_The task_.
Look through the data below. Collect every line where the word "xlabel" occurs.

(Figure collection entries)

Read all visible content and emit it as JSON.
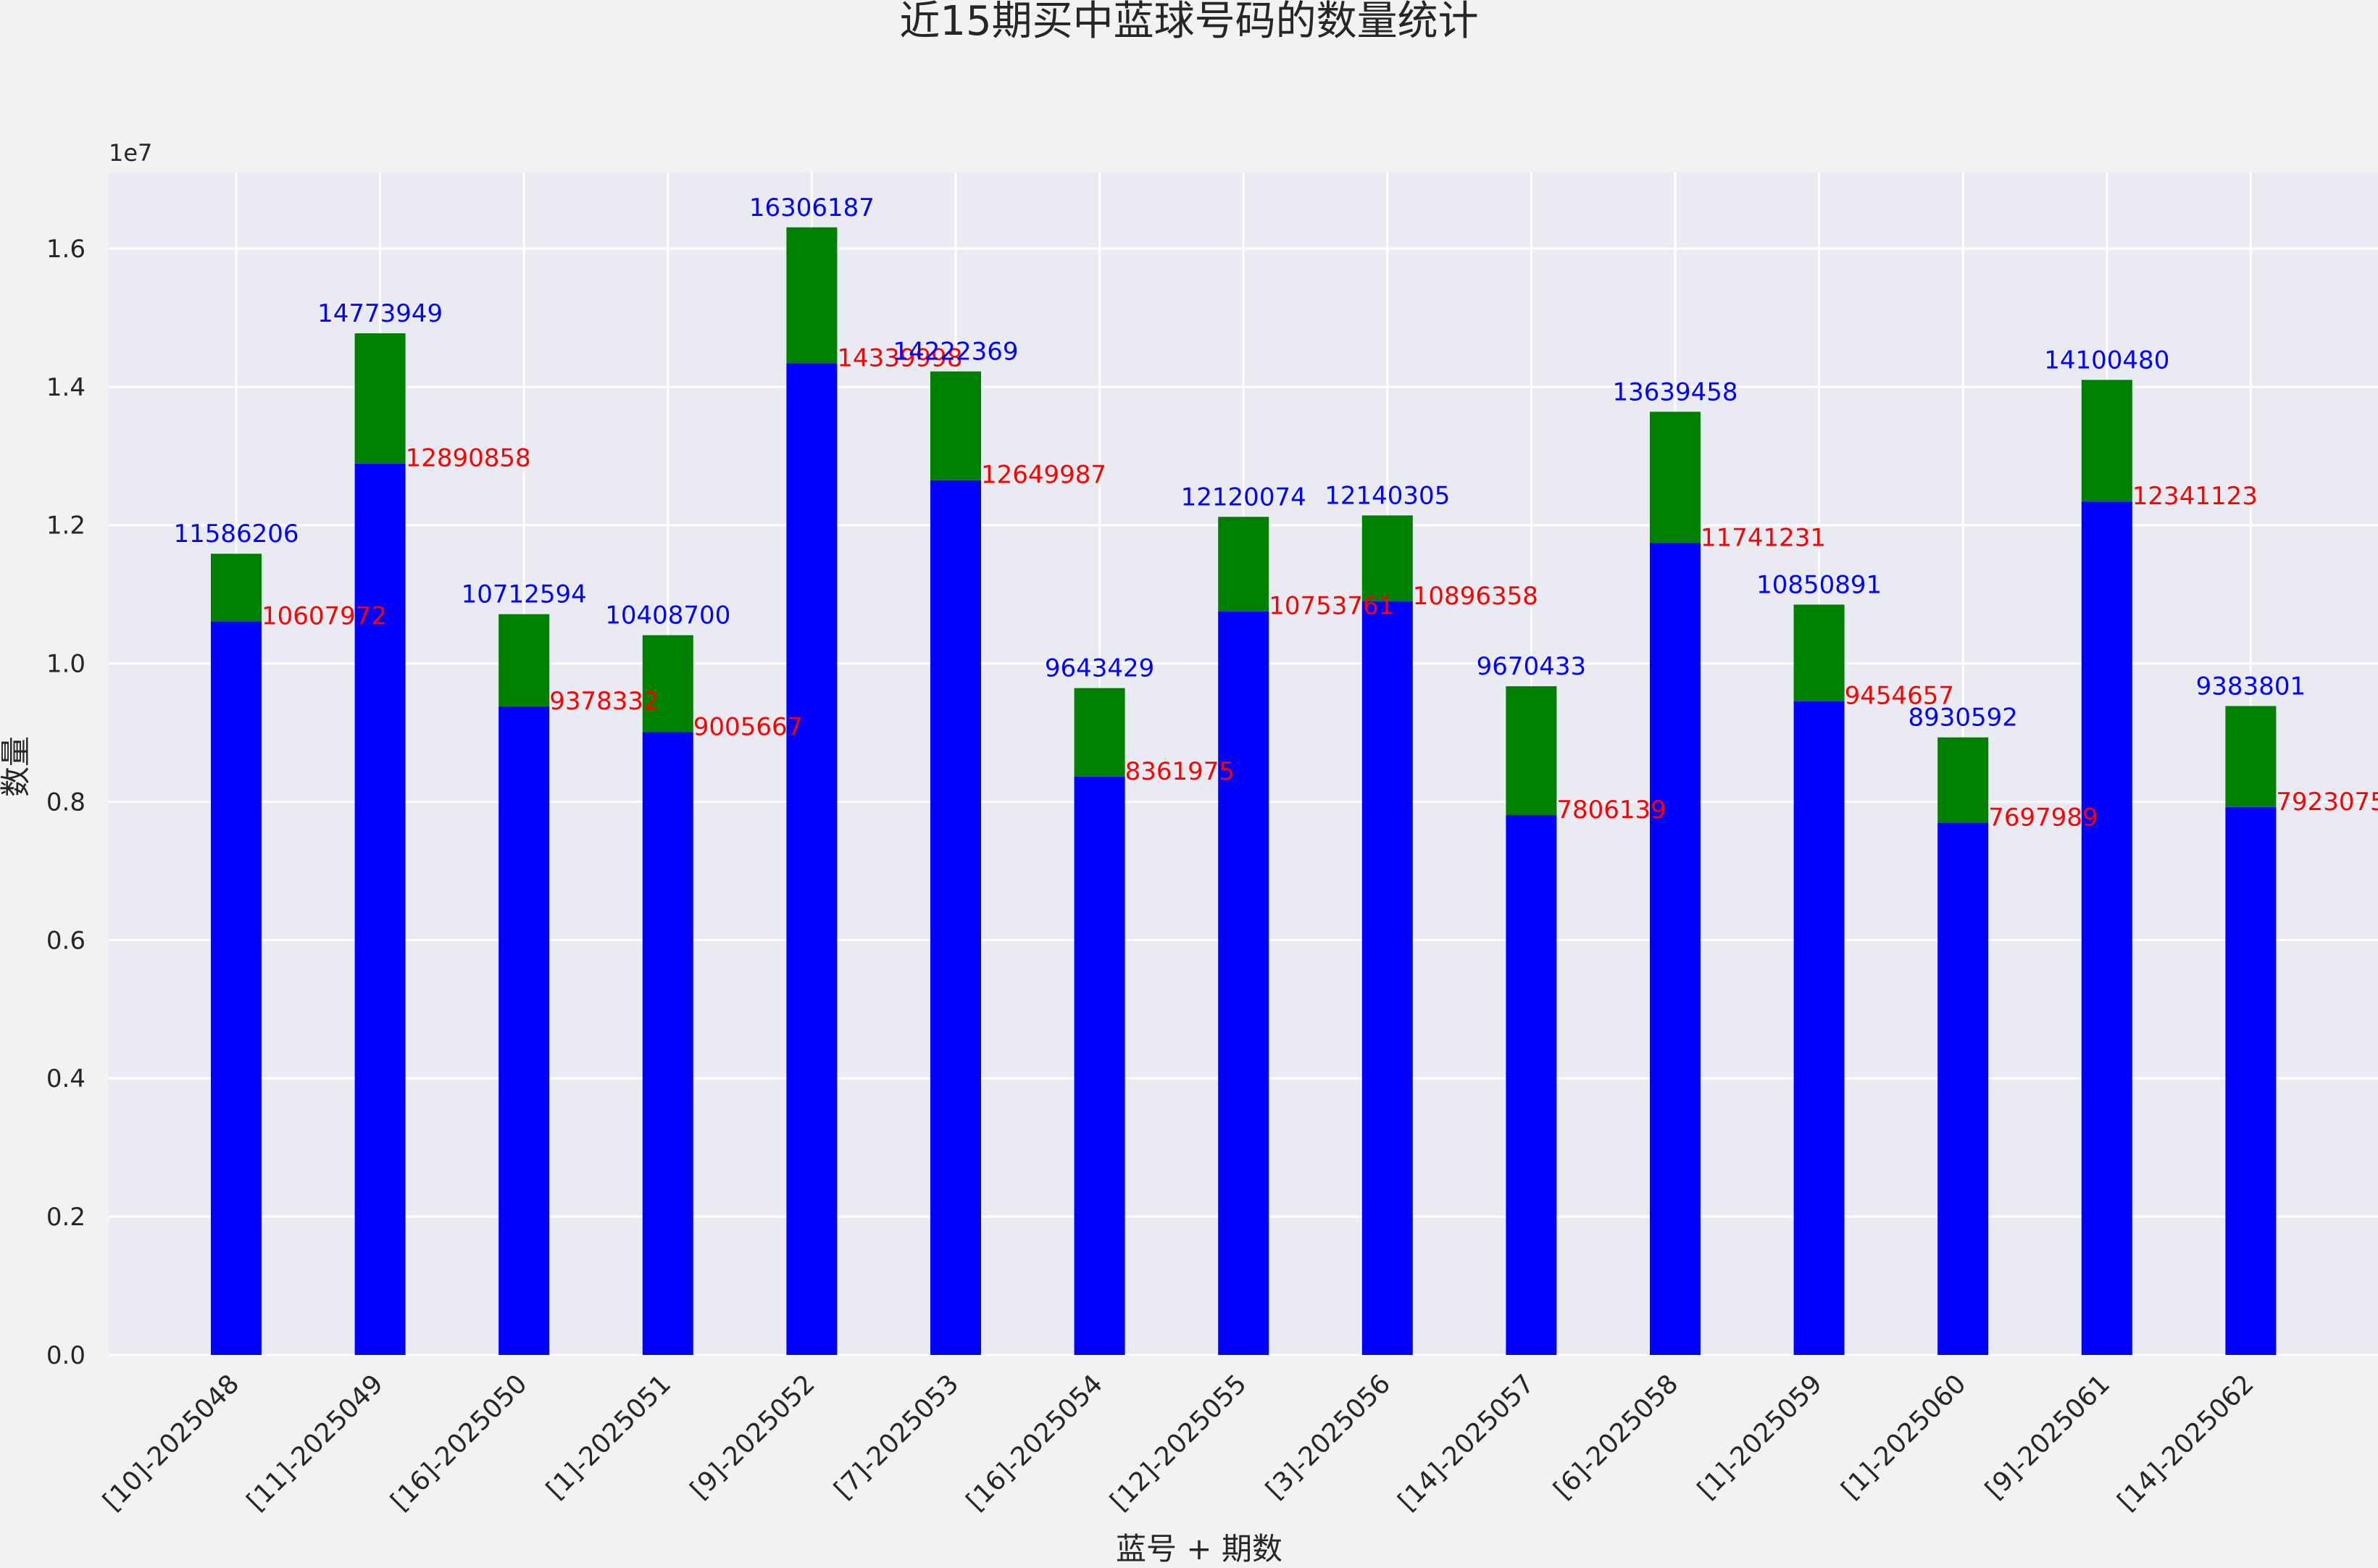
{
  "chart_data": {
    "type": "bar",
    "stacked": true,
    "title": "近15期买中蓝球号码的数量统计",
    "xlabel": "蓝号 + 期数",
    "ylabel": "数量",
    "y_offset_text": "1e7",
    "ylim": [
      0,
      17100000
    ],
    "yticks": [
      0,
      2000000,
      4000000,
      6000000,
      8000000,
      10000000,
      12000000,
      14000000,
      16000000
    ],
    "ytick_labels": [
      "0.0",
      "0.2",
      "0.4",
      "0.6",
      "0.8",
      "1.0",
      "1.2",
      "1.4",
      "1.6"
    ],
    "grid": true,
    "categories": [
      "[10]-2025048",
      "[11]-2025049",
      "[16]-2025050",
      "[1]-2025051",
      "[9]-2025052",
      "[7]-2025053",
      "[16]-2025054",
      "[12]-2025055",
      "[3]-2025056",
      "[14]-2025057",
      "[6]-2025058",
      "[1]-2025059",
      "[1]-2025060",
      "[9]-2025061",
      "[14]-2025062"
    ],
    "bottom_values": [
      10607972,
      12890858,
      9378332,
      9005667,
      14339998,
      12649987,
      8361975,
      10753761,
      10896358,
      7806139,
      11741231,
      9454657,
      7697989,
      12341123,
      7923075
    ],
    "total_values": [
      11586206,
      14773949,
      10712594,
      10408700,
      16306187,
      14222369,
      9643429,
      12120074,
      12140305,
      9670433,
      13639458,
      10850891,
      8930592,
      14100480,
      9383801
    ],
    "colors": {
      "bottom_bar": "#0000ff",
      "top_bar": "#008000",
      "total_label": "#0000ff",
      "bottom_label": "#ff0000",
      "plot_bg": "#eaeaf2",
      "page_bg": "#f2f2f2",
      "grid": "#ffffff",
      "text": "#262626"
    }
  }
}
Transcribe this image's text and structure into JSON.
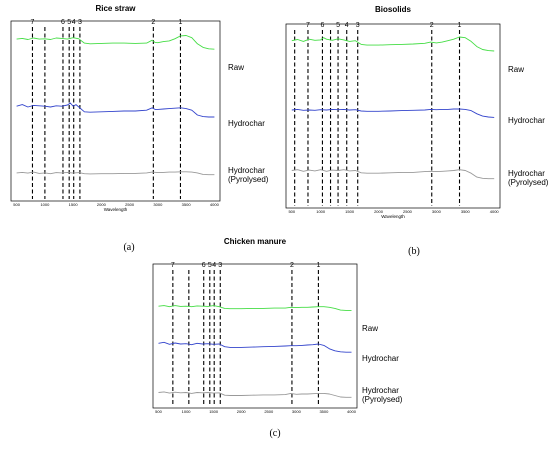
{
  "chart_data": [
    {
      "type": "line",
      "panel_label": "(a)",
      "title": "Rice straw",
      "xlabel": "Wavelength",
      "ylabel": "",
      "xlim": [
        400,
        4100
      ],
      "x_ticks": [
        500,
        1000,
        1500,
        2000,
        2500,
        3000,
        3500,
        4000
      ],
      "x_tick_labels": [
        "500",
        "1000",
        "1500",
        "2000",
        "2500",
        "3000",
        "3500",
        "4000"
      ],
      "peaks": [
        {
          "label": "1",
          "x": 3400
        },
        {
          "label": "2",
          "x": 2920
        },
        {
          "label": "3",
          "x": 1620
        },
        {
          "label": "4",
          "x": 1510
        },
        {
          "label": "5",
          "x": 1430
        },
        {
          "label": "6",
          "x": 1320
        },
        {
          "label": "7",
          "x": 780
        }
      ],
      "extra_lines": [
        1000
      ],
      "series": [
        {
          "name": "Raw",
          "color": "#44dd44",
          "x": [
            500,
            600,
            700,
            800,
            900,
            1000,
            1100,
            1200,
            1300,
            1400,
            1500,
            1600,
            1700,
            1800,
            2000,
            2200,
            2400,
            2600,
            2800,
            2900,
            2950,
            3000,
            3100,
            3200,
            3300,
            3400,
            3500,
            3600,
            3700,
            3800,
            3900,
            4000
          ],
          "values": [
            0.83,
            0.85,
            0.82,
            0.86,
            0.83,
            0.84,
            0.82,
            0.86,
            0.85,
            0.83,
            0.87,
            0.84,
            0.72,
            0.7,
            0.71,
            0.72,
            0.72,
            0.71,
            0.72,
            0.8,
            0.74,
            0.73,
            0.76,
            0.78,
            0.84,
            0.92,
            0.93,
            0.87,
            0.7,
            0.6,
            0.56,
            0.55
          ]
        },
        {
          "name": "Hydrochar",
          "color": "#3344cc",
          "x": [
            500,
            600,
            700,
            800,
            900,
            1000,
            1100,
            1200,
            1300,
            1400,
            1450,
            1500,
            1550,
            1600,
            1700,
            1800,
            2000,
            2200,
            2400,
            2600,
            2800,
            2900,
            2950,
            3000,
            3100,
            3200,
            3300,
            3400,
            3500,
            3600,
            3700,
            3800,
            3900,
            4000
          ],
          "values": [
            0.52,
            0.56,
            0.5,
            0.54,
            0.53,
            0.52,
            0.5,
            0.53,
            0.52,
            0.55,
            0.6,
            0.52,
            0.56,
            0.5,
            0.38,
            0.37,
            0.38,
            0.39,
            0.4,
            0.4,
            0.42,
            0.48,
            0.44,
            0.44,
            0.45,
            0.46,
            0.47,
            0.48,
            0.46,
            0.42,
            0.3,
            0.26,
            0.25,
            0.25
          ]
        },
        {
          "name": "Hydrochar (Pyrolysed)",
          "color": "#999999",
          "x": [
            500,
            600,
            700,
            800,
            900,
            1000,
            1100,
            1200,
            1300,
            1400,
            1500,
            1600,
            1700,
            1800,
            2000,
            2200,
            2400,
            2600,
            2800,
            2900,
            3000,
            3100,
            3200,
            3300,
            3400,
            3500,
            3600,
            3700,
            3800,
            3900,
            4000
          ],
          "values": [
            0.12,
            0.14,
            0.11,
            0.15,
            0.1,
            0.12,
            0.09,
            0.13,
            0.12,
            0.14,
            0.11,
            0.13,
            0.09,
            0.08,
            0.09,
            0.09,
            0.1,
            0.1,
            0.12,
            0.15,
            0.13,
            0.14,
            0.15,
            0.15,
            0.16,
            0.16,
            0.15,
            0.12,
            0.06,
            0.05,
            0.05
          ]
        }
      ]
    },
    {
      "type": "line",
      "panel_label": "(b)",
      "title": "Biosolids",
      "xlabel": "Wavelength",
      "ylabel": "",
      "xlim": [
        400,
        4100
      ],
      "x_ticks": [
        500,
        1000,
        1500,
        2000,
        2500,
        3000,
        3500,
        4000
      ],
      "x_tick_labels": [
        "500",
        "1000",
        "1500",
        "2000",
        "2500",
        "3000",
        "3500",
        "4000"
      ],
      "peaks": [
        {
          "label": "1",
          "x": 3400
        },
        {
          "label": "2",
          "x": 2920
        },
        {
          "label": "3",
          "x": 1640
        },
        {
          "label": "4",
          "x": 1450
        },
        {
          "label": "5",
          "x": 1300
        },
        {
          "label": "6",
          "x": 1030
        },
        {
          "label": "7",
          "x": 780
        }
      ],
      "extra_lines": [
        550,
        1170
      ],
      "series": [
        {
          "name": "Raw",
          "color": "#44dd44",
          "x": [
            500,
            600,
            700,
            800,
            900,
            1000,
            1050,
            1100,
            1200,
            1300,
            1400,
            1500,
            1600,
            1700,
            1800,
            2000,
            2200,
            2400,
            2600,
            2800,
            2900,
            3000,
            3100,
            3200,
            3300,
            3400,
            3500,
            3600,
            3700,
            3800,
            3900,
            4000
          ],
          "values": [
            0.82,
            0.85,
            0.8,
            0.86,
            0.83,
            0.84,
            0.9,
            0.86,
            0.83,
            0.87,
            0.84,
            0.8,
            0.82,
            0.72,
            0.7,
            0.7,
            0.71,
            0.72,
            0.73,
            0.75,
            0.78,
            0.76,
            0.78,
            0.82,
            0.86,
            0.92,
            0.9,
            0.8,
            0.66,
            0.58,
            0.55,
            0.54
          ]
        },
        {
          "name": "Hydrochar",
          "color": "#3344cc",
          "x": [
            500,
            600,
            700,
            800,
            900,
            1000,
            1100,
            1200,
            1300,
            1400,
            1500,
            1600,
            1700,
            1800,
            2000,
            2200,
            2400,
            2600,
            2800,
            2900,
            3000,
            3100,
            3200,
            3300,
            3400,
            3500,
            3600,
            3700,
            3800,
            3900,
            4000
          ],
          "values": [
            0.5,
            0.52,
            0.49,
            0.5,
            0.49,
            0.51,
            0.5,
            0.52,
            0.51,
            0.52,
            0.5,
            0.51,
            0.47,
            0.46,
            0.46,
            0.47,
            0.48,
            0.49,
            0.5,
            0.52,
            0.51,
            0.52,
            0.52,
            0.53,
            0.53,
            0.52,
            0.48,
            0.38,
            0.31,
            0.28,
            0.27
          ]
        },
        {
          "name": "Hydrochar (Pyrolysed)",
          "color": "#999999",
          "x": [
            500,
            600,
            700,
            800,
            900,
            1000,
            1100,
            1200,
            1300,
            1400,
            1500,
            1600,
            1700,
            1800,
            2000,
            2200,
            2400,
            2600,
            2800,
            2900,
            3000,
            3100,
            3200,
            3300,
            3400,
            3500,
            3600,
            3700,
            3800,
            3900,
            4000
          ],
          "values": [
            0.27,
            0.29,
            0.25,
            0.28,
            0.26,
            0.29,
            0.25,
            0.28,
            0.27,
            0.29,
            0.26,
            0.27,
            0.21,
            0.2,
            0.2,
            0.21,
            0.22,
            0.22,
            0.24,
            0.25,
            0.24,
            0.25,
            0.26,
            0.27,
            0.29,
            0.27,
            0.2,
            0.1,
            0.07,
            0.06,
            0.06
          ]
        }
      ]
    },
    {
      "type": "line",
      "panel_label": "(c)",
      "title": "Chicken manure",
      "xlabel": "",
      "ylabel": "",
      "xlim": [
        400,
        4100
      ],
      "x_ticks": [
        500,
        1000,
        1500,
        2000,
        2500,
        3000,
        3500,
        4000
      ],
      "x_tick_labels": [
        "500",
        "1000",
        "1500",
        "2000",
        "2500",
        "3000",
        "3500",
        "4000"
      ],
      "peaks": [
        {
          "label": "1",
          "x": 3400
        },
        {
          "label": "2",
          "x": 2920
        },
        {
          "label": "3",
          "x": 1620
        },
        {
          "label": "4",
          "x": 1510
        },
        {
          "label": "5",
          "x": 1430
        },
        {
          "label": "6",
          "x": 1320
        },
        {
          "label": "7",
          "x": 760
        }
      ],
      "extra_lines": [
        1050
      ],
      "series": [
        {
          "name": "Raw",
          "color": "#44dd44",
          "x": [
            500,
            600,
            700,
            800,
            900,
            1000,
            1100,
            1200,
            1300,
            1400,
            1500,
            1600,
            1700,
            1800,
            2000,
            2200,
            2400,
            2600,
            2800,
            2900,
            3000,
            3100,
            3200,
            3300,
            3400,
            3500,
            3600,
            3700,
            3800,
            3900,
            4000
          ],
          "values": [
            0.78,
            0.8,
            0.76,
            0.8,
            0.77,
            0.78,
            0.76,
            0.79,
            0.78,
            0.77,
            0.8,
            0.76,
            0.7,
            0.69,
            0.69,
            0.7,
            0.7,
            0.71,
            0.71,
            0.74,
            0.73,
            0.74,
            0.74,
            0.75,
            0.76,
            0.76,
            0.74,
            0.7,
            0.64,
            0.63,
            0.63
          ]
        },
        {
          "name": "Hydrochar",
          "color": "#3344cc",
          "x": [
            500,
            600,
            700,
            800,
            900,
            1000,
            1100,
            1200,
            1300,
            1400,
            1500,
            1600,
            1700,
            1800,
            2000,
            2200,
            2400,
            2600,
            2800,
            2900,
            3000,
            3100,
            3200,
            3300,
            3400,
            3500,
            3600,
            3700,
            3800,
            3900,
            4000
          ],
          "values": [
            0.52,
            0.55,
            0.49,
            0.53,
            0.5,
            0.51,
            0.48,
            0.52,
            0.5,
            0.51,
            0.49,
            0.5,
            0.42,
            0.4,
            0.4,
            0.41,
            0.42,
            0.43,
            0.44,
            0.45,
            0.45,
            0.46,
            0.47,
            0.48,
            0.5,
            0.46,
            0.36,
            0.3,
            0.27,
            0.26,
            0.26
          ]
        },
        {
          "name": "Hydrochar (Pyrolysed)",
          "color": "#999999",
          "x": [
            500,
            600,
            700,
            800,
            900,
            1000,
            1100,
            1200,
            1300,
            1400,
            1500,
            1600,
            1700,
            1800,
            2000,
            2200,
            2400,
            2600,
            2800,
            2900,
            3000,
            3100,
            3200,
            3300,
            3400,
            3500,
            3600,
            3700,
            3800,
            3900,
            4000
          ],
          "values": [
            0.25,
            0.27,
            0.23,
            0.26,
            0.24,
            0.25,
            0.22,
            0.25,
            0.24,
            0.25,
            0.23,
            0.24,
            0.16,
            0.15,
            0.15,
            0.16,
            0.17,
            0.17,
            0.18,
            0.22,
            0.19,
            0.2,
            0.2,
            0.21,
            0.22,
            0.22,
            0.2,
            0.15,
            0.1,
            0.09,
            0.09
          ]
        }
      ]
    }
  ]
}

_Response to this exercise_.
    "xlabel": "蓝号 + 期数",
      "xlabel": "Wavelength",
      "xlabel": "Wavelength",
      "xlabel": "",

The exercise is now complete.